:: Data extract ::

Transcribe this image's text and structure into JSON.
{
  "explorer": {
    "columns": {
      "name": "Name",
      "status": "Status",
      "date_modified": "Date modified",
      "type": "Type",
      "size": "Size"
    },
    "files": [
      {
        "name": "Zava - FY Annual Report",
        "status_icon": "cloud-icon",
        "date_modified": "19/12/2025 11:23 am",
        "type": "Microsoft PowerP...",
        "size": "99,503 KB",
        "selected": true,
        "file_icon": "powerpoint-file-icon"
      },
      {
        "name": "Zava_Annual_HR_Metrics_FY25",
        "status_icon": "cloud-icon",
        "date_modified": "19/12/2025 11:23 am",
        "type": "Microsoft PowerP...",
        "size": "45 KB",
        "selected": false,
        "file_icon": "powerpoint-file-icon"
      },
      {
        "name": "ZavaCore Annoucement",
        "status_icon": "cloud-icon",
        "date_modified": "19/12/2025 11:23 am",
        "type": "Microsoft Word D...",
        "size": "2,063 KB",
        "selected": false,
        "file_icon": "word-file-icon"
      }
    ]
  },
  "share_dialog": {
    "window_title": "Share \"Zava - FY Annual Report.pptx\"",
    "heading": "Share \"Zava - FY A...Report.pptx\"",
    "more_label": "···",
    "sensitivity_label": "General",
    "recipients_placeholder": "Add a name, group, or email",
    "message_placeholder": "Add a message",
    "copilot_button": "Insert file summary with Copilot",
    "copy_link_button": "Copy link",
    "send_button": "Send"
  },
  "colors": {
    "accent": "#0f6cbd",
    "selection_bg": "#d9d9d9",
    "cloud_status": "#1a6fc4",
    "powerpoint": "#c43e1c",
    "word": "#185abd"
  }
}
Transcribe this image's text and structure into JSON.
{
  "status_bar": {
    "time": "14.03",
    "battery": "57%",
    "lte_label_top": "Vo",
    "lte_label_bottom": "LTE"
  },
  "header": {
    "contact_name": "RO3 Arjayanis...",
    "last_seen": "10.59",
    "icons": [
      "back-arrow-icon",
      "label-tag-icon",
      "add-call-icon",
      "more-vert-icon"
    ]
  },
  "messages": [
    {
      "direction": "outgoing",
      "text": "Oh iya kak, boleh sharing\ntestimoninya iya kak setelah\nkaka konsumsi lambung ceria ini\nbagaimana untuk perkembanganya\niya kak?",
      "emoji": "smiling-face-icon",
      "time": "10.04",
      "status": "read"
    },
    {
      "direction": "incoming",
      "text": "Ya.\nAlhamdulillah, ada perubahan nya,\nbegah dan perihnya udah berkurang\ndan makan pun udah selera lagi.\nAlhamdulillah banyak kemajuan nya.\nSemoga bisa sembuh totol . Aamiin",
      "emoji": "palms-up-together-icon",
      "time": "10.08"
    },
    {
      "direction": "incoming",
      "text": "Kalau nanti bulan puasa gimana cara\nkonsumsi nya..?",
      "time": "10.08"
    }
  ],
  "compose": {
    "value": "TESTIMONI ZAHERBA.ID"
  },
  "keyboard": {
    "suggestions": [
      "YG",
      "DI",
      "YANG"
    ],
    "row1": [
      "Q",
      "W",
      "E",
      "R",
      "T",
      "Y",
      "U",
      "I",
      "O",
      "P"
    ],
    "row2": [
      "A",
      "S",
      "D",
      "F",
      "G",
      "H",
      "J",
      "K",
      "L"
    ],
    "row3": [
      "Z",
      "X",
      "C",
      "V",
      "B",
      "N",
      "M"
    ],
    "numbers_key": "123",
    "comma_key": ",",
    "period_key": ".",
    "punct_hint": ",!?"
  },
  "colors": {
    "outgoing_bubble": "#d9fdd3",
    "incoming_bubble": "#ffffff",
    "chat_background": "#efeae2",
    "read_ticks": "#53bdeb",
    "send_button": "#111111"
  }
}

:::

■ Goal ■
Exactly reproduce every line of the records.

■ Response for this exercise ■
Transcribe this image's text and structure into JSON.
{
  "explorer": {
    "columns": {
      "name": "Name",
      "status": "Status",
      "date_modified": "Date modified",
      "type": "Type",
      "size": "Size"
    },
    "files": [
      {
        "name": "Zava - FY Annual Report",
        "status_icon": "cloud-icon",
        "date_modified": "19/12/2025 11:23 am",
        "type": "Microsoft PowerP...",
        "size": "99,503 KB",
        "selected": true,
        "file_icon": "powerpoint-file-icon"
      },
      {
        "name": "Zava_Annual_HR_Metrics_FY25",
        "status_icon": "cloud-icon",
        "date_modified": "19/12/2025 11:23 am",
        "type": "Microsoft PowerP...",
        "size": "45 KB",
        "selected": false,
        "file_icon": "powerpoint-file-icon"
      },
      {
        "name": "ZavaCore Annoucement",
        "status_icon": "cloud-icon",
        "date_modified": "19/12/2025 11:23 am",
        "type": "Microsoft Word D...",
        "size": "2,063 KB",
        "selected": false,
        "file_icon": "word-file-icon"
      }
    ]
  },
  "share_dialog": {
    "window_title": "Share \"Zava - FY Annual Report.pptx\"",
    "heading": "Share \"Zava - FY A...Report.pptx\"",
    "more_label": "···",
    "sensitivity_label": "General",
    "recipients_placeholder": "Add a name, group, or email",
    "message_placeholder": "Add a message",
    "copilot_button": "Insert file summary with Copilot",
    "copy_link_button": "Copy link",
    "send_button": "Send"
  },
  "colors": {
    "accent": "#0f6cbd",
    "selection_bg": "#d9d9d9",
    "cloud_status": "#1a6fc4",
    "powerpoint": "#c43e1c",
    "word": "#185abd"
  }
}
Transcribe this image's text and structure into JSON.
{
  "status_bar": {
    "time": "14.03",
    "battery": "57%",
    "lte_label_top": "Vo",
    "lte_label_bottom": "LTE"
  },
  "header": {
    "contact_name": "RO3 Arjayanis...",
    "last_seen": "10.59",
    "icons": [
      "back-arrow-icon",
      "label-tag-icon",
      "add-call-icon",
      "more-vert-icon"
    ]
  },
  "messages": [
    {
      "direction": "outgoing",
      "text": "Oh iya kak, boleh sharing\ntestimoninya iya kak setelah\nkaka konsumsi lambung ceria ini\nbagaimana untuk perkembanganya\niya kak?",
      "emoji": "smiling-face-icon",
      "time": "10.04",
      "status": "read"
    },
    {
      "direction": "incoming",
      "text": "Ya.\nAlhamdulillah, ada perubahan nya,\nbegah dan perihnya udah berkurang\ndan makan pun udah selera lagi.\nAlhamdulillah banyak kemajuan nya.\nSemoga bisa sembuh totol . Aamiin",
      "emoji": "palms-up-together-icon",
      "time": "10.08"
    },
    {
      "direction": "incoming",
      "text": "Kalau nanti bulan puasa gimana cara\nkonsumsi nya..?",
      "time": "10.08"
    }
  ],
  "compose": {
    "value": "TESTIMONI ZAHERBA.ID"
  },
  "keyboard": {
    "suggestions": [
      "YG",
      "DI",
      "YANG"
    ],
    "row1": [
      "Q",
      "W",
      "E",
      "R",
      "T",
      "Y",
      "U",
      "I",
      "O",
      "P"
    ],
    "row2": [
      "A",
      "S",
      "D",
      "F",
      "G",
      "H",
      "J",
      "K",
      "L"
    ],
    "row3": [
      "Z",
      "X",
      "C",
      "V",
      "B",
      "N",
      "M"
    ],
    "numbers_key": "123",
    "comma_key": ",",
    "period_key": ".",
    "punct_hint": ",!?"
  },
  "colors": {
    "outgoing_bubble": "#d9fdd3",
    "incoming_bubble": "#ffffff",
    "chat_background": "#efeae2",
    "read_ticks": "#53bdeb",
    "send_button": "#111111"
  }
}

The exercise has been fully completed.